Available data ->
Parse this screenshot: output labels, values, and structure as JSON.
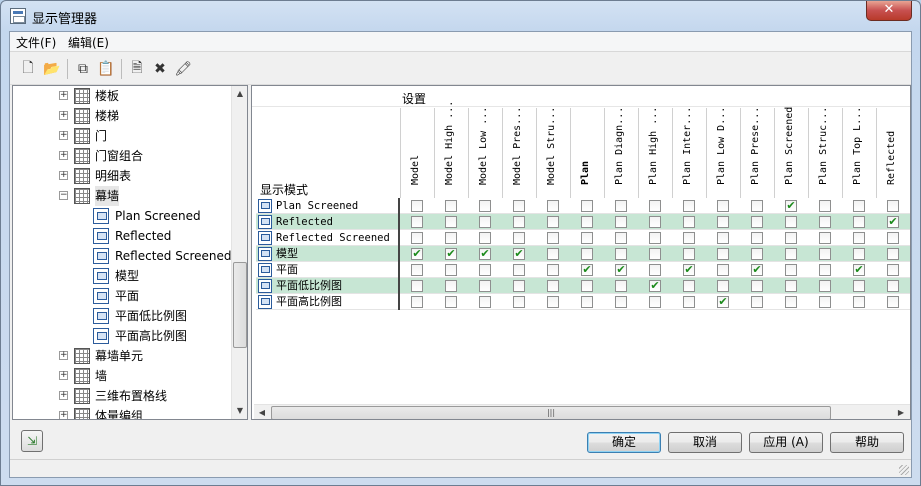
{
  "window": {
    "title": "显示管理器",
    "close_glyph": "✕"
  },
  "menu": [
    {
      "label": "文件(F)"
    },
    {
      "label": "编辑(E)"
    }
  ],
  "toolbar": [
    {
      "icon": "new-icon",
      "glyph": "🗋"
    },
    {
      "icon": "open-icon",
      "glyph": "📂"
    },
    {
      "icon": "copy-icon",
      "glyph": "⧉"
    },
    {
      "icon": "paste-icon",
      "glyph": "📋"
    },
    {
      "icon": "new-item-icon",
      "glyph": "🗎"
    },
    {
      "icon": "delete-icon",
      "glyph": "✖"
    },
    {
      "icon": "rename-icon",
      "glyph": "🖍"
    }
  ],
  "tree": [
    {
      "label": "楼板",
      "level": 0,
      "expander": "+",
      "icon": "slab-icon"
    },
    {
      "label": "楼梯",
      "level": 0,
      "expander": "+",
      "icon": "stair-icon"
    },
    {
      "label": "门",
      "level": 0,
      "expander": "+",
      "icon": "door-icon"
    },
    {
      "label": "门窗组合",
      "level": 0,
      "expander": "+",
      "icon": "door-window-assembly-icon"
    },
    {
      "label": "明细表",
      "level": 0,
      "expander": "+",
      "icon": "schedule-icon"
    },
    {
      "label": "幕墙",
      "level": 0,
      "expander": "−",
      "icon": "curtain-wall-icon",
      "selected": true
    },
    {
      "label": "Plan Screened",
      "level": 1,
      "icon": "display-rep-icon"
    },
    {
      "label": "Reflected",
      "level": 1,
      "icon": "display-rep-icon"
    },
    {
      "label": "Reflected Screened",
      "level": 1,
      "icon": "display-rep-icon"
    },
    {
      "label": "模型",
      "level": 1,
      "icon": "display-rep-icon"
    },
    {
      "label": "平面",
      "level": 1,
      "icon": "display-rep-icon"
    },
    {
      "label": "平面低比例图",
      "level": 1,
      "icon": "display-rep-icon"
    },
    {
      "label": "平面高比例图",
      "level": 1,
      "icon": "display-rep-icon"
    },
    {
      "label": "幕墙单元",
      "level": 0,
      "expander": "+",
      "icon": "curtain-wall-unit-icon"
    },
    {
      "label": "墙",
      "level": 0,
      "expander": "+",
      "icon": "wall-icon"
    },
    {
      "label": "三维布置格线",
      "level": 0,
      "expander": "+",
      "icon": "layout-grid-3d-icon"
    },
    {
      "label": "体量编组",
      "level": 0,
      "expander": "+",
      "icon": "mass-group-icon"
    }
  ],
  "grid": {
    "settings_label": "设置",
    "mode_label": "显示模式",
    "columns": [
      "Model",
      "Model High ...",
      "Model Low ...",
      "Model Pres...",
      "Model Stru...",
      "Plan",
      "Plan Diagn...",
      "Plan High ...",
      "Plan Inter...",
      "Plan Low D...",
      "Plan Prese...",
      "Plan Screened",
      "Plan Struc...",
      "Plan Top L...",
      "Reflected"
    ],
    "rows": [
      {
        "label": "Plan Screened",
        "checked": [
          11
        ],
        "highlight": false
      },
      {
        "label": "Reflected",
        "checked": [
          14
        ],
        "highlight": true
      },
      {
        "label": "Reflected Screened",
        "checked": [],
        "highlight": false
      },
      {
        "label": "模型",
        "checked": [
          0,
          1,
          2,
          3
        ],
        "highlight": true
      },
      {
        "label": "平面",
        "checked": [
          5,
          6,
          8,
          10,
          13
        ],
        "highlight": false
      },
      {
        "label": "平面低比例图",
        "checked": [
          7
        ],
        "highlight": true
      },
      {
        "label": "平面高比例图",
        "checked": [
          9
        ],
        "highlight": false
      }
    ],
    "check_glyph": "✔"
  },
  "scroll": {
    "up": "▲",
    "down": "▼",
    "left": "◀",
    "right": "▶",
    "grip": "|||"
  },
  "buttons": {
    "ok": "确定",
    "cancel": "取消",
    "apply": "应用 (A)",
    "help": "帮助"
  },
  "bottom_icon_glyph": "⇲"
}
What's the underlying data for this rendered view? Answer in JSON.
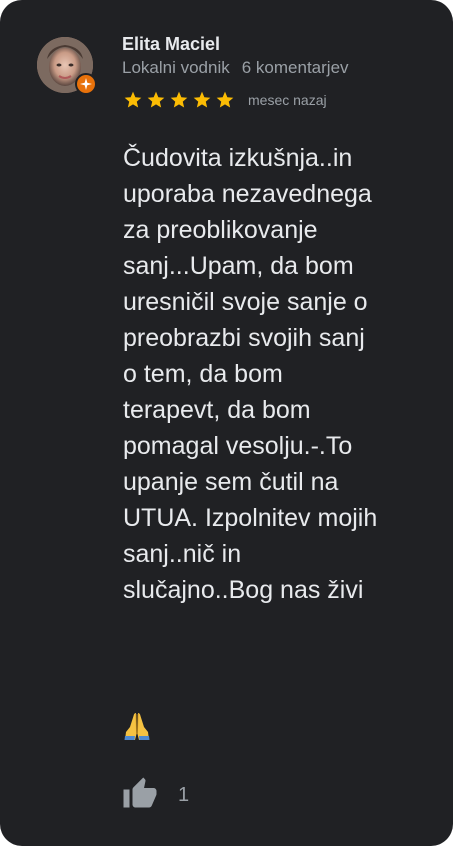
{
  "reviewer": {
    "name": "Elita Maciel",
    "role": "Lokalni vodnik",
    "reviews_count": "6 komentarjev",
    "avatar_icon": "avatar-photo",
    "badge_icon": "local-guide-badge-icon"
  },
  "rating": {
    "value": 5,
    "max": 5,
    "star_color": "#fbbc04",
    "time": "mesec nazaj"
  },
  "review": {
    "text": "Čudovita izkušnja..in\nuporaba nezavednega\nza preoblikovanje\nsanj...Upam, da bom\nuresničil svoje sanje o\npreobrazbi svojih sanj\no tem, da bom\nterapevt, da bom\npomagal vesolju.-.To\nupanje sem čutil na\nUTUA. Izpolnitev mojih\nsanj..nič in\nslučajno..Bog nas živi",
    "emoji": "🙏"
  },
  "actions": {
    "like_icon": "thumbs-up-icon",
    "like_count": "1"
  },
  "colors": {
    "card_bg": "#202124",
    "primary_text": "#e8eaed",
    "secondary_text": "#9aa0a6",
    "badge": "#e8710a"
  }
}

Written exercise ->
Word for word, quote the lines above. Omit the pictures.

Answer ->
Parse this screenshot: output labels, values, and structure as JSON.
{
  "window": {
    "title": "显示管理器",
    "close_glyph": "✕"
  },
  "menu": [
    {
      "label": "文件(F)"
    },
    {
      "label": "编辑(E)"
    }
  ],
  "toolbar": [
    {
      "icon": "new-icon",
      "glyph": "🗋"
    },
    {
      "icon": "open-icon",
      "glyph": "📂"
    },
    {
      "icon": "copy-icon",
      "glyph": "⧉"
    },
    {
      "icon": "paste-icon",
      "glyph": "📋"
    },
    {
      "icon": "new-item-icon",
      "glyph": "🗎"
    },
    {
      "icon": "delete-icon",
      "glyph": "✖"
    },
    {
      "icon": "rename-icon",
      "glyph": "🖍"
    }
  ],
  "tree": [
    {
      "label": "楼板",
      "level": 0,
      "expander": "+",
      "icon": "slab-icon"
    },
    {
      "label": "楼梯",
      "level": 0,
      "expander": "+",
      "icon": "stair-icon"
    },
    {
      "label": "门",
      "level": 0,
      "expander": "+",
      "icon": "door-icon"
    },
    {
      "label": "门窗组合",
      "level": 0,
      "expander": "+",
      "icon": "door-window-assembly-icon"
    },
    {
      "label": "明细表",
      "level": 0,
      "expander": "+",
      "icon": "schedule-icon"
    },
    {
      "label": "幕墙",
      "level": 0,
      "expander": "−",
      "icon": "curtain-wall-icon",
      "selected": true
    },
    {
      "label": "Plan Screened",
      "level": 1,
      "icon": "display-rep-icon"
    },
    {
      "label": "Reflected",
      "level": 1,
      "icon": "display-rep-icon"
    },
    {
      "label": "Reflected Screened",
      "level": 1,
      "icon": "display-rep-icon"
    },
    {
      "label": "模型",
      "level": 1,
      "icon": "display-rep-icon"
    },
    {
      "label": "平面",
      "level": 1,
      "icon": "display-rep-icon"
    },
    {
      "label": "平面低比例图",
      "level": 1,
      "icon": "display-rep-icon"
    },
    {
      "label": "平面高比例图",
      "level": 1,
      "icon": "display-rep-icon"
    },
    {
      "label": "幕墙单元",
      "level": 0,
      "expander": "+",
      "icon": "curtain-wall-unit-icon"
    },
    {
      "label": "墙",
      "level": 0,
      "expander": "+",
      "icon": "wall-icon"
    },
    {
      "label": "三维布置格线",
      "level": 0,
      "expander": "+",
      "icon": "layout-grid-3d-icon"
    },
    {
      "label": "体量编组",
      "level": 0,
      "expander": "+",
      "icon": "mass-group-icon"
    }
  ],
  "grid": {
    "settings_label": "设置",
    "mode_label": "显示模式",
    "columns": [
      "Model",
      "Model High ...",
      "Model Low ...",
      "Model Pres...",
      "Model Stru...",
      "Plan",
      "Plan Diagn...",
      "Plan High ...",
      "Plan Inter...",
      "Plan Low D...",
      "Plan Prese...",
      "Plan Screened",
      "Plan Struc...",
      "Plan Top L...",
      "Reflected"
    ],
    "rows": [
      {
        "label": "Plan Screened",
        "checked": [
          11
        ],
        "highlight": false
      },
      {
        "label": "Reflected",
        "checked": [
          14
        ],
        "highlight": true
      },
      {
        "label": "Reflected Screened",
        "checked": [],
        "highlight": false
      },
      {
        "label": "模型",
        "checked": [
          0,
          1,
          2,
          3
        ],
        "highlight": true
      },
      {
        "label": "平面",
        "checked": [
          5,
          6,
          8,
          10,
          13
        ],
        "highlight": false
      },
      {
        "label": "平面低比例图",
        "checked": [
          7
        ],
        "highlight": true
      },
      {
        "label": "平面高比例图",
        "checked": [
          9
        ],
        "highlight": false
      }
    ],
    "check_glyph": "✔"
  },
  "scroll": {
    "up": "▲",
    "down": "▼",
    "left": "◀",
    "right": "▶",
    "grip": "|||"
  },
  "buttons": {
    "ok": "确定",
    "cancel": "取消",
    "apply": "应用 (A)",
    "help": "帮助"
  },
  "bottom_icon_glyph": "⇲"
}
What's the underlying data for this rendered view? Answer in JSON.
{
  "reviewer": {
    "name": "Elita Maciel",
    "role": "Lokalni vodnik",
    "reviews_count": "6 komentarjev",
    "avatar_icon": "avatar-photo",
    "badge_icon": "local-guide-badge-icon"
  },
  "rating": {
    "value": 5,
    "max": 5,
    "star_color": "#fbbc04",
    "time": "mesec nazaj"
  },
  "review": {
    "text": "Čudovita izkušnja..in\nuporaba nezavednega\nza preoblikovanje\nsanj...Upam, da bom\nuresničil svoje sanje o\npreobrazbi svojih sanj\no tem, da bom\nterapevt, da bom\npomagal vesolju.-.To\nupanje sem čutil na\nUTUA. Izpolnitev mojih\nsanj..nič in\nslučajno..Bog nas živi",
    "emoji": "🙏"
  },
  "actions": {
    "like_icon": "thumbs-up-icon",
    "like_count": "1"
  },
  "colors": {
    "card_bg": "#202124",
    "primary_text": "#e8eaed",
    "secondary_text": "#9aa0a6",
    "badge": "#e8710a"
  }
}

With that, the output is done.